Stated exercise: Reproduce this listing in full.
---------- Supplied records ----------
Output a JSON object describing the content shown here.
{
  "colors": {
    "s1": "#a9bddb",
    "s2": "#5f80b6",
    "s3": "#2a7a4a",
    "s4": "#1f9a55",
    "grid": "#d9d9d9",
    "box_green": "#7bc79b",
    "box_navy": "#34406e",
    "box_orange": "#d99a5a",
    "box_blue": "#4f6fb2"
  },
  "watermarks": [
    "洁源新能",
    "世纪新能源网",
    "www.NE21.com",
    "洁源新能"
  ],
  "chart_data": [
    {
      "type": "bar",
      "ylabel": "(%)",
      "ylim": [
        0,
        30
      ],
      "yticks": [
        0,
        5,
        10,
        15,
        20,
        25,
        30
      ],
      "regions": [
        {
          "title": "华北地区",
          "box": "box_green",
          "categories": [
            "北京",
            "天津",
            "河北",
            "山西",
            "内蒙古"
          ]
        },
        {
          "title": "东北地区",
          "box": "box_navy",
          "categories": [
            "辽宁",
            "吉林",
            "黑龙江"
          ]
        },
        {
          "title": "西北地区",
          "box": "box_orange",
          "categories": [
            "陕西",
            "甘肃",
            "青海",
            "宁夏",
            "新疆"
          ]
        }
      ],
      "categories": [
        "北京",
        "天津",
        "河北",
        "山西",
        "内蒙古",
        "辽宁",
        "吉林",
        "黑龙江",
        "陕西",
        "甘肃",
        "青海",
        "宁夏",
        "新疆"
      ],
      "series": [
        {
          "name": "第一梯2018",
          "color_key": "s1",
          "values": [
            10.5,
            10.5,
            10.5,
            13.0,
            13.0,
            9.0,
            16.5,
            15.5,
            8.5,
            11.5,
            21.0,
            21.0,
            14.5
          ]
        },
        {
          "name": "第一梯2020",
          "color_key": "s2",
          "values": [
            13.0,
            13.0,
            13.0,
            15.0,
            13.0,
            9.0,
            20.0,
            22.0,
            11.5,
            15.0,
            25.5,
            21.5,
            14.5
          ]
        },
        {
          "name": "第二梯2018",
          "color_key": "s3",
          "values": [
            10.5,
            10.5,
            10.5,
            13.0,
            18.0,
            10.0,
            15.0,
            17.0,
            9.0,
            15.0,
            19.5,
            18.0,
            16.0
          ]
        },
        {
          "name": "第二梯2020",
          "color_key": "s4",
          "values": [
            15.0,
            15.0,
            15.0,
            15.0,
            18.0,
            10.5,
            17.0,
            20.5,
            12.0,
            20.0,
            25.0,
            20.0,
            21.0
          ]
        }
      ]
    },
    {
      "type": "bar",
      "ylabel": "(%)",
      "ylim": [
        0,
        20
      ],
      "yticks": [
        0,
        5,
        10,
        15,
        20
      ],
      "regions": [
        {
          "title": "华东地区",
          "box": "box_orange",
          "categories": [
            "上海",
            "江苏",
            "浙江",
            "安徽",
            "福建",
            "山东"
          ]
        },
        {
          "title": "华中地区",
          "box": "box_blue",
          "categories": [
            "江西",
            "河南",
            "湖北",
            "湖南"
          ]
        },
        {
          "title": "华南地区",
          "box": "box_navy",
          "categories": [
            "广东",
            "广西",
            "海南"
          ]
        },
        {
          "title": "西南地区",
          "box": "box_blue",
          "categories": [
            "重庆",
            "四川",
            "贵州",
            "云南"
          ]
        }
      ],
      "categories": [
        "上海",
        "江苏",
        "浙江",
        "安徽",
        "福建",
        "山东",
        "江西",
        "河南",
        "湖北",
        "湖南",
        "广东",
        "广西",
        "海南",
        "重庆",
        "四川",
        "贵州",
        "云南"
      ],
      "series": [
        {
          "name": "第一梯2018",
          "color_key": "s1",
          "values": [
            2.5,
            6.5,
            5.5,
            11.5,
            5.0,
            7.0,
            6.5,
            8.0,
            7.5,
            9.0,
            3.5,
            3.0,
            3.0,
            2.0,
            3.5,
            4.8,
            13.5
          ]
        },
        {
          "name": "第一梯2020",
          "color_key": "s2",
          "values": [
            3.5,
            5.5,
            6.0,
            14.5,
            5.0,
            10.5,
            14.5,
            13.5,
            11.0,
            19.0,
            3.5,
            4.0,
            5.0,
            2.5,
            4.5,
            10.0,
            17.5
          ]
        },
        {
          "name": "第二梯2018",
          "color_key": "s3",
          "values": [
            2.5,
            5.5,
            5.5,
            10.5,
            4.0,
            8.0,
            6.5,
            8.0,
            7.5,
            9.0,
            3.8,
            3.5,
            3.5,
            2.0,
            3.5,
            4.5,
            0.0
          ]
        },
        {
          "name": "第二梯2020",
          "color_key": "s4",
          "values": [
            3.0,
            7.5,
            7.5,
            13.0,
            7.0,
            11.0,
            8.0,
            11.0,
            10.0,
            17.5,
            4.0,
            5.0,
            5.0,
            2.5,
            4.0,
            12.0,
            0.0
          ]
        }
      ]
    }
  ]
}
----------
Solution to this exercise:
Output a JSON object describing the content shown here.
{
  "colors": {
    "s1": "#a9bddb",
    "s2": "#5f80b6",
    "s3": "#2a7a4a",
    "s4": "#1f9a55",
    "grid": "#d9d9d9",
    "box_green": "#7bc79b",
    "box_navy": "#34406e",
    "box_orange": "#d99a5a",
    "box_blue": "#4f6fb2"
  },
  "watermarks": [
    "洁源新能",
    "世纪新能源网",
    "www.NE21.com",
    "洁源新能"
  ],
  "chart_data": [
    {
      "type": "bar",
      "ylabel": "(%)",
      "ylim": [
        0,
        30
      ],
      "yticks": [
        0,
        5,
        10,
        15,
        20,
        25,
        30
      ],
      "regions": [
        {
          "title": "华北地区",
          "box": "box_green",
          "categories": [
            "北京",
            "天津",
            "河北",
            "山西",
            "内蒙古"
          ]
        },
        {
          "title": "东北地区",
          "box": "box_navy",
          "categories": [
            "辽宁",
            "吉林",
            "黑龙江"
          ]
        },
        {
          "title": "西北地区",
          "box": "box_orange",
          "categories": [
            "陕西",
            "甘肃",
            "青海",
            "宁夏",
            "新疆"
          ]
        }
      ],
      "categories": [
        "北京",
        "天津",
        "河北",
        "山西",
        "内蒙古",
        "辽宁",
        "吉林",
        "黑龙江",
        "陕西",
        "甘肃",
        "青海",
        "宁夏",
        "新疆"
      ],
      "series": [
        {
          "name": "第一梯2018",
          "color_key": "s1",
          "values": [
            10.5,
            10.5,
            10.5,
            13.0,
            13.0,
            9.0,
            16.5,
            15.5,
            8.5,
            11.5,
            21.0,
            21.0,
            14.5
          ]
        },
        {
          "name": "第一梯2020",
          "color_key": "s2",
          "values": [
            13.0,
            13.0,
            13.0,
            15.0,
            13.0,
            9.0,
            20.0,
            22.0,
            11.5,
            15.0,
            25.5,
            21.5,
            14.5
          ]
        },
        {
          "name": "第二梯2018",
          "color_key": "s3",
          "values": [
            10.5,
            10.5,
            10.5,
            13.0,
            18.0,
            10.0,
            15.0,
            17.0,
            9.0,
            15.0,
            19.5,
            18.0,
            16.0
          ]
        },
        {
          "name": "第二梯2020",
          "color_key": "s4",
          "values": [
            15.0,
            15.0,
            15.0,
            15.0,
            18.0,
            10.5,
            17.0,
            20.5,
            12.0,
            20.0,
            25.0,
            20.0,
            21.0
          ]
        }
      ]
    },
    {
      "type": "bar",
      "ylabel": "(%)",
      "ylim": [
        0,
        20
      ],
      "yticks": [
        0,
        5,
        10,
        15,
        20
      ],
      "regions": [
        {
          "title": "华东地区",
          "box": "box_orange",
          "categories": [
            "上海",
            "江苏",
            "浙江",
            "安徽",
            "福建",
            "山东"
          ]
        },
        {
          "title": "华中地区",
          "box": "box_blue",
          "categories": [
            "江西",
            "河南",
            "湖北",
            "湖南"
          ]
        },
        {
          "title": "华南地区",
          "box": "box_navy",
          "categories": [
            "广东",
            "广西",
            "海南"
          ]
        },
        {
          "title": "西南地区",
          "box": "box_blue",
          "categories": [
            "重庆",
            "四川",
            "贵州",
            "云南"
          ]
        }
      ],
      "categories": [
        "上海",
        "江苏",
        "浙江",
        "安徽",
        "福建",
        "山东",
        "江西",
        "河南",
        "湖北",
        "湖南",
        "广东",
        "广西",
        "海南",
        "重庆",
        "四川",
        "贵州",
        "云南"
      ],
      "series": [
        {
          "name": "第一梯2018",
          "color_key": "s1",
          "values": [
            2.5,
            6.5,
            5.5,
            11.5,
            5.0,
            7.0,
            6.5,
            8.0,
            7.5,
            9.0,
            3.5,
            3.0,
            3.0,
            2.0,
            3.5,
            4.8,
            13.5
          ]
        },
        {
          "name": "第一梯2020",
          "color_key": "s2",
          "values": [
            3.5,
            5.5,
            6.0,
            14.5,
            5.0,
            10.5,
            14.5,
            13.5,
            11.0,
            19.0,
            3.5,
            4.0,
            5.0,
            2.5,
            4.5,
            10.0,
            17.5
          ]
        },
        {
          "name": "第二梯2018",
          "color_key": "s3",
          "values": [
            2.5,
            5.5,
            5.5,
            10.5,
            4.0,
            8.0,
            6.5,
            8.0,
            7.5,
            9.0,
            3.8,
            3.5,
            3.5,
            2.0,
            3.5,
            4.5,
            0.0
          ]
        },
        {
          "name": "第二梯2020",
          "color_key": "s4",
          "values": [
            3.0,
            7.5,
            7.5,
            13.0,
            7.0,
            11.0,
            8.0,
            11.0,
            10.0,
            17.5,
            4.0,
            5.0,
            5.0,
            2.5,
            4.0,
            12.0,
            0.0
          ]
        }
      ]
    }
  ]
}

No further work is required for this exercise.